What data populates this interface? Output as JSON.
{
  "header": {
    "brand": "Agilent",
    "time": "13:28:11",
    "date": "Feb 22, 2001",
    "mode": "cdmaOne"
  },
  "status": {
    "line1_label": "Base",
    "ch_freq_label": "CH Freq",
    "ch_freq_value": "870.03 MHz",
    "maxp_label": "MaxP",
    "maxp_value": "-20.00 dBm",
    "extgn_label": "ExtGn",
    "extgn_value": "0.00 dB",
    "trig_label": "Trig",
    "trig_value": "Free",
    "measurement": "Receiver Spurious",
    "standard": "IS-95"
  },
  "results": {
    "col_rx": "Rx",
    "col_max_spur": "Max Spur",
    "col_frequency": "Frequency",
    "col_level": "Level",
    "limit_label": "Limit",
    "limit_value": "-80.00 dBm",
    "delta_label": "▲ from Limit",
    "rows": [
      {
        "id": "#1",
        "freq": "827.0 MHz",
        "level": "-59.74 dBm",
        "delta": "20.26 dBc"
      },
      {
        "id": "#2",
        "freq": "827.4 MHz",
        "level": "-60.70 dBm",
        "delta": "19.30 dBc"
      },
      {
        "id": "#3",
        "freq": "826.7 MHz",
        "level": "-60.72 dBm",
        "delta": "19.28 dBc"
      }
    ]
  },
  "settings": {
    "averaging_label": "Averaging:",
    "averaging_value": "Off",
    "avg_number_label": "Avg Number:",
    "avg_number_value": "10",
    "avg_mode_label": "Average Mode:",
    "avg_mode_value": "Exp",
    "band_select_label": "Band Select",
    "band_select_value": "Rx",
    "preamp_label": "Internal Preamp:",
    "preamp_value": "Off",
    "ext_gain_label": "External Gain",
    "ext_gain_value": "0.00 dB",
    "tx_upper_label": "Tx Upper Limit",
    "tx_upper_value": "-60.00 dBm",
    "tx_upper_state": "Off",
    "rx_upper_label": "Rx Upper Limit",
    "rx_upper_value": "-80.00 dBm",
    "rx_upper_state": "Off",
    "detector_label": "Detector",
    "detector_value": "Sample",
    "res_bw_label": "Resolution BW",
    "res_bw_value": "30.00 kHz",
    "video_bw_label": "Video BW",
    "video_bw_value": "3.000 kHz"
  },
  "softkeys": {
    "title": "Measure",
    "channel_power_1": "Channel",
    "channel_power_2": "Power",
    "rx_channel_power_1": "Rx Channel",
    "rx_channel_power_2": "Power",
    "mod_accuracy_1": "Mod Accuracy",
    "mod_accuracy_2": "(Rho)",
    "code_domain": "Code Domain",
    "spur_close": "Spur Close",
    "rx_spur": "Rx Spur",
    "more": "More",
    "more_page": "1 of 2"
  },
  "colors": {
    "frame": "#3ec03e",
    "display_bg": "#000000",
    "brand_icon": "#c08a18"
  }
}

□ □ □ □ □ □ □

- [What to work on]: Give the listing again, word for word.

- [Result of this task]:
What data populates this interface? Output as JSON.
{
  "header": {
    "brand": "Agilent",
    "time": "13:28:11",
    "date": "Feb 22, 2001",
    "mode": "cdmaOne"
  },
  "status": {
    "line1_label": "Base",
    "ch_freq_label": "CH Freq",
    "ch_freq_value": "870.03 MHz",
    "maxp_label": "MaxP",
    "maxp_value": "-20.00 dBm",
    "extgn_label": "ExtGn",
    "extgn_value": "0.00 dB",
    "trig_label": "Trig",
    "trig_value": "Free",
    "measurement": "Receiver Spurious",
    "standard": "IS-95"
  },
  "results": {
    "col_rx": "Rx",
    "col_max_spur": "Max Spur",
    "col_frequency": "Frequency",
    "col_level": "Level",
    "limit_label": "Limit",
    "limit_value": "-80.00 dBm",
    "delta_label": "▲ from Limit",
    "rows": [
      {
        "id": "#1",
        "freq": "827.0 MHz",
        "level": "-59.74 dBm",
        "delta": "20.26 dBc"
      },
      {
        "id": "#2",
        "freq": "827.4 MHz",
        "level": "-60.70 dBm",
        "delta": "19.30 dBc"
      },
      {
        "id": "#3",
        "freq": "826.7 MHz",
        "level": "-60.72 dBm",
        "delta": "19.28 dBc"
      }
    ]
  },
  "settings": {
    "averaging_label": "Averaging:",
    "averaging_value": "Off",
    "avg_number_label": "Avg Number:",
    "avg_number_value": "10",
    "avg_mode_label": "Average Mode:",
    "avg_mode_value": "Exp",
    "band_select_label": "Band Select",
    "band_select_value": "Rx",
    "preamp_label": "Internal Preamp:",
    "preamp_value": "Off",
    "ext_gain_label": "External Gain",
    "ext_gain_value": "0.00 dB",
    "tx_upper_label": "Tx Upper Limit",
    "tx_upper_value": "-60.00 dBm",
    "tx_upper_state": "Off",
    "rx_upper_label": "Rx Upper Limit",
    "rx_upper_value": "-80.00 dBm",
    "rx_upper_state": "Off",
    "detector_label": "Detector",
    "detector_value": "Sample",
    "res_bw_label": "Resolution BW",
    "res_bw_value": "30.00 kHz",
    "video_bw_label": "Video BW",
    "video_bw_value": "3.000 kHz"
  },
  "softkeys": {
    "title": "Measure",
    "channel_power_1": "Channel",
    "channel_power_2": "Power",
    "rx_channel_power_1": "Rx Channel",
    "rx_channel_power_2": "Power",
    "mod_accuracy_1": "Mod Accuracy",
    "mod_accuracy_2": "(Rho)",
    "code_domain": "Code Domain",
    "spur_close": "Spur Close",
    "rx_spur": "Rx Spur",
    "more": "More",
    "more_page": "1 of 2"
  },
  "colors": {
    "frame": "#3ec03e",
    "display_bg": "#000000",
    "brand_icon": "#c08a18"
  }
}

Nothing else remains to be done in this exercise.